Aim of the task: Set the listing down unchanged, minus every embedded image.

>> begin

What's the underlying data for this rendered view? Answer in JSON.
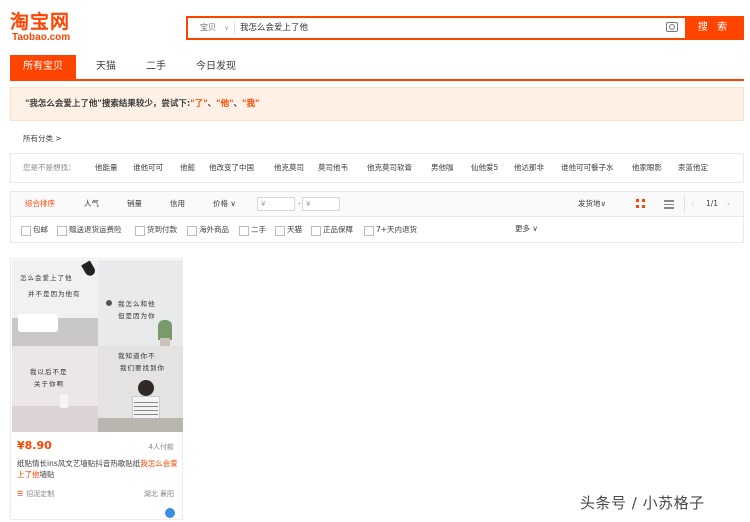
{
  "header": {
    "logo_cn": "淘宝网",
    "logo_en": "Taobao.com",
    "search_scope": "宝贝",
    "search_query": "我怎么会爱上了他",
    "search_button": "搜 索"
  },
  "tabs": [
    {
      "label": "所有宝贝",
      "active": true
    },
    {
      "label": "天猫",
      "active": false
    },
    {
      "label": "二手",
      "active": false
    },
    {
      "label": "今日发现",
      "active": false
    }
  ],
  "notice": {
    "prefix": "\"我怎么会爱上了他\"搜索结果较少，尝试下:",
    "suggestions": [
      "\"了\"",
      "\"他\"",
      "\"我\""
    ],
    "separator": "、"
  },
  "all_categories": "所有分类 >",
  "related": {
    "label": "您是不是想找：",
    "items": [
      "他能量",
      "谁他可可",
      "他懿",
      "他改变了中国",
      "他克莫司",
      "莫司他韦",
      "他克莫司软膏",
      "男他咖",
      "仙他爱5",
      "他达那非",
      "谁他可可餐子水",
      "他家眼影",
      "汞蓝他定"
    ]
  },
  "sort": {
    "items": [
      "综合排序",
      "人气",
      "销量",
      "信用",
      "价格"
    ],
    "price_min_placeholder": "¥",
    "price_max_placeholder": "¥",
    "ship_from": "发货地",
    "pager": "1/1"
  },
  "filters": [
    "包邮",
    "赠送退货运费险",
    "货到付款",
    "海外商品",
    "二手",
    "天猫",
    "正品保障",
    "7+天内退货"
  ],
  "more_label": "更多",
  "product": {
    "price": "¥8.90",
    "sales": "4人付款",
    "title_plain": "纸贴情长ins风文艺墙贴抖音热歌贴纸",
    "title_highlight": "我怎么会爱上了他",
    "title_tail": "墙贴",
    "shop": "招泥定制",
    "location": "湖北 襄阳",
    "image_text": [
      "怎么会爱上了他",
      "并不是因为他有",
      "我怎么和他",
      "但是因为你",
      "我以后不是",
      "关于你啊",
      "我知道你不",
      "我们要找到你"
    ]
  },
  "watermark": "头条号 / 小苏格子"
}
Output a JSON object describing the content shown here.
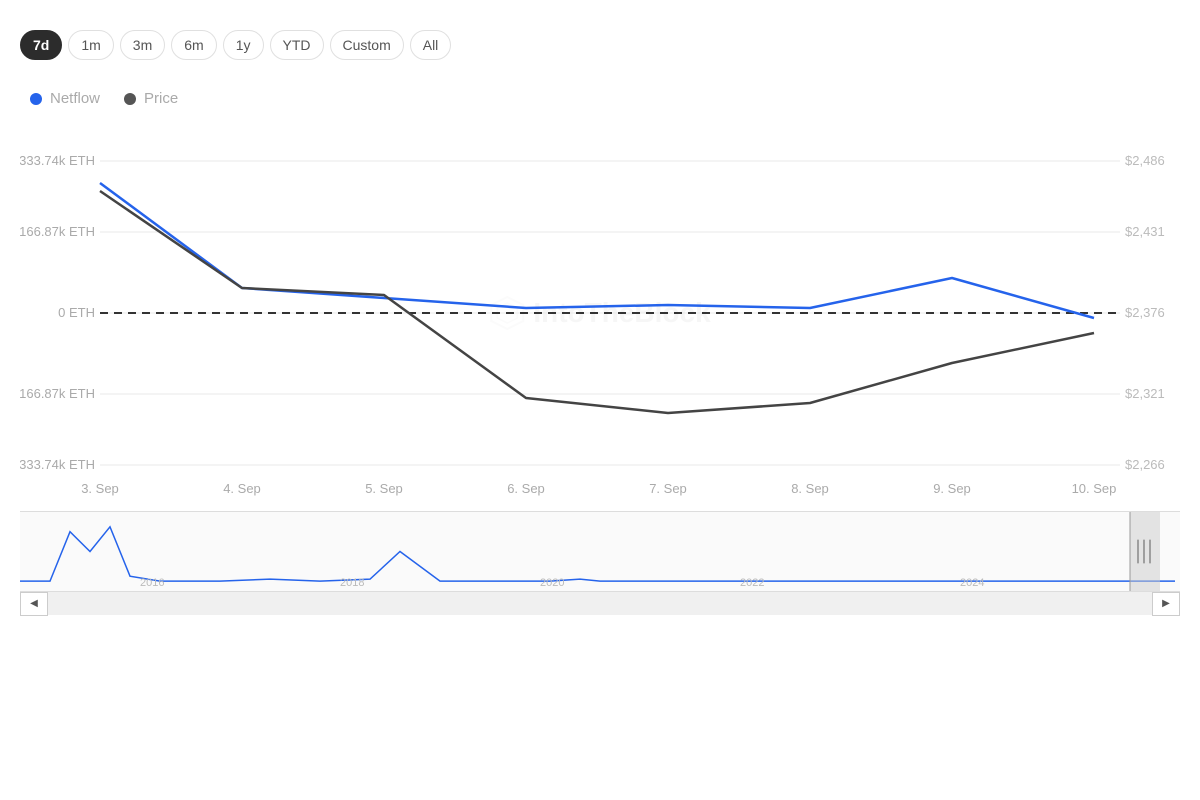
{
  "timeRange": {
    "buttons": [
      {
        "label": "7d",
        "active": true
      },
      {
        "label": "1m",
        "active": false
      },
      {
        "label": "3m",
        "active": false
      },
      {
        "label": "6m",
        "active": false
      },
      {
        "label": "1y",
        "active": false
      },
      {
        "label": "YTD",
        "active": false
      },
      {
        "label": "Custom",
        "active": false
      },
      {
        "label": "All",
        "active": false
      }
    ]
  },
  "legend": {
    "netflow": {
      "label": "Netflow"
    },
    "price": {
      "label": "Price"
    }
  },
  "yAxisLeft": {
    "labels": [
      "333.74k ETH",
      "166.87k ETH",
      "0 ETH",
      "-166.87k ETH",
      "-333.74k ETH"
    ]
  },
  "yAxisRight": {
    "labels": [
      "$2,486",
      "$2,431",
      "$2,376",
      "$2,321",
      "$2,266"
    ]
  },
  "xAxis": {
    "labels": [
      "3. Sep",
      "4. Sep",
      "5. Sep",
      "6. Sep",
      "7. Sep",
      "8. Sep",
      "9. Sep",
      "10. Sep"
    ]
  },
  "miniChart": {
    "yearLabels": [
      "2016",
      "2018",
      "2020",
      "2022",
      "2024"
    ]
  },
  "watermark": "IntoTheBlock"
}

>> end

Final result:
What's the underlying data for this rendered view? Answer in JSON.
{
  "header": {
    "logo_cn": "淘宝网",
    "logo_en": "Taobao.com",
    "search_scope": "宝贝",
    "search_query": "我怎么会爱上了他",
    "search_button": "搜 索"
  },
  "tabs": [
    {
      "label": "所有宝贝",
      "active": true
    },
    {
      "label": "天猫",
      "active": false
    },
    {
      "label": "二手",
      "active": false
    },
    {
      "label": "今日发现",
      "active": false
    }
  ],
  "notice": {
    "prefix": "\"我怎么会爱上了他\"搜索结果较少，尝试下:",
    "suggestions": [
      "\"了\"",
      "\"他\"",
      "\"我\""
    ],
    "separator": "、"
  },
  "all_categories": "所有分类 >",
  "related": {
    "label": "您是不是想找：",
    "items": [
      "他能量",
      "谁他可可",
      "他懿",
      "他改变了中国",
      "他克莫司",
      "莫司他韦",
      "他克莫司软膏",
      "男他咖",
      "仙他爱5",
      "他达那非",
      "谁他可可餐子水",
      "他家眼影",
      "汞蓝他定"
    ]
  },
  "sort": {
    "items": [
      "综合排序",
      "人气",
      "销量",
      "信用",
      "价格"
    ],
    "price_min_placeholder": "¥",
    "price_max_placeholder": "¥",
    "ship_from": "发货地",
    "pager": "1/1"
  },
  "filters": [
    "包邮",
    "赠送退货运费险",
    "货到付款",
    "海外商品",
    "二手",
    "天猫",
    "正品保障",
    "7+天内退货"
  ],
  "more_label": "更多",
  "product": {
    "price": "¥8.90",
    "sales": "4人付款",
    "title_plain": "纸贴情长ins风文艺墙贴抖音热歌贴纸",
    "title_highlight": "我怎么会爱上了他",
    "title_tail": "墙贴",
    "shop": "招泥定制",
    "location": "湖北 襄阳",
    "image_text": [
      "怎么会爱上了他",
      "并不是因为他有",
      "我怎么和他",
      "但是因为你",
      "我以后不是",
      "关于你啊",
      "我知道你不",
      "我们要找到你"
    ]
  },
  "watermark": "头条号 / 小苏格子"
}
Output a JSON object describing the content shown here.
{
  "timeRange": {
    "buttons": [
      {
        "label": "7d",
        "active": true
      },
      {
        "label": "1m",
        "active": false
      },
      {
        "label": "3m",
        "active": false
      },
      {
        "label": "6m",
        "active": false
      },
      {
        "label": "1y",
        "active": false
      },
      {
        "label": "YTD",
        "active": false
      },
      {
        "label": "Custom",
        "active": false
      },
      {
        "label": "All",
        "active": false
      }
    ]
  },
  "legend": {
    "netflow": {
      "label": "Netflow"
    },
    "price": {
      "label": "Price"
    }
  },
  "yAxisLeft": {
    "labels": [
      "333.74k ETH",
      "166.87k ETH",
      "0 ETH",
      "-166.87k ETH",
      "-333.74k ETH"
    ]
  },
  "yAxisRight": {
    "labels": [
      "$2,486",
      "$2,431",
      "$2,376",
      "$2,321",
      "$2,266"
    ]
  },
  "xAxis": {
    "labels": [
      "3. Sep",
      "4. Sep",
      "5. Sep",
      "6. Sep",
      "7. Sep",
      "8. Sep",
      "9. Sep",
      "10. Sep"
    ]
  },
  "miniChart": {
    "yearLabels": [
      "2016",
      "2018",
      "2020",
      "2022",
      "2024"
    ]
  },
  "watermark": "IntoTheBlock"
}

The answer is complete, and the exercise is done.